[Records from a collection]
########################################
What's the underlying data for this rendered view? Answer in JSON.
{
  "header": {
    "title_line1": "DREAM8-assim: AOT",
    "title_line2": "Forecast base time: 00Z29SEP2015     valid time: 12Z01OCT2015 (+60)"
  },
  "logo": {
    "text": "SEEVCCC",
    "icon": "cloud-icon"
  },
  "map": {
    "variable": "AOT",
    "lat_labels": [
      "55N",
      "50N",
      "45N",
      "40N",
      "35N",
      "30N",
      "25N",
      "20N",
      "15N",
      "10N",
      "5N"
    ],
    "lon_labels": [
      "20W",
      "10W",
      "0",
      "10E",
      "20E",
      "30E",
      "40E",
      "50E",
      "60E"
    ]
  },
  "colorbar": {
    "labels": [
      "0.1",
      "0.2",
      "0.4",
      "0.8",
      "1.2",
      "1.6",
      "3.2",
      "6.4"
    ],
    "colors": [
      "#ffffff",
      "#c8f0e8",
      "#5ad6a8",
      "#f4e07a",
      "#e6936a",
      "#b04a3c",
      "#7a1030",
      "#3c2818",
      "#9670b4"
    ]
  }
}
########################################
◆ WHAT IS ASKED: Reproduce every record above exactly as it appears.

◆ COMPLETED TASK:
What's the underlying data for this rendered view? Answer in JSON.
{
  "header": {
    "title_line1": "DREAM8-assim: AOT",
    "title_line2": "Forecast base time: 00Z29SEP2015     valid time: 12Z01OCT2015 (+60)"
  },
  "logo": {
    "text": "SEEVCCC",
    "icon": "cloud-icon"
  },
  "map": {
    "variable": "AOT",
    "lat_labels": [
      "55N",
      "50N",
      "45N",
      "40N",
      "35N",
      "30N",
      "25N",
      "20N",
      "15N",
      "10N",
      "5N"
    ],
    "lon_labels": [
      "20W",
      "10W",
      "0",
      "10E",
      "20E",
      "30E",
      "40E",
      "50E",
      "60E"
    ]
  },
  "colorbar": {
    "labels": [
      "0.1",
      "0.2",
      "0.4",
      "0.8",
      "1.2",
      "1.6",
      "3.2",
      "6.4"
    ],
    "colors": [
      "#ffffff",
      "#c8f0e8",
      "#5ad6a8",
      "#f4e07a",
      "#e6936a",
      "#b04a3c",
      "#7a1030",
      "#3c2818",
      "#9670b4"
    ]
  }
}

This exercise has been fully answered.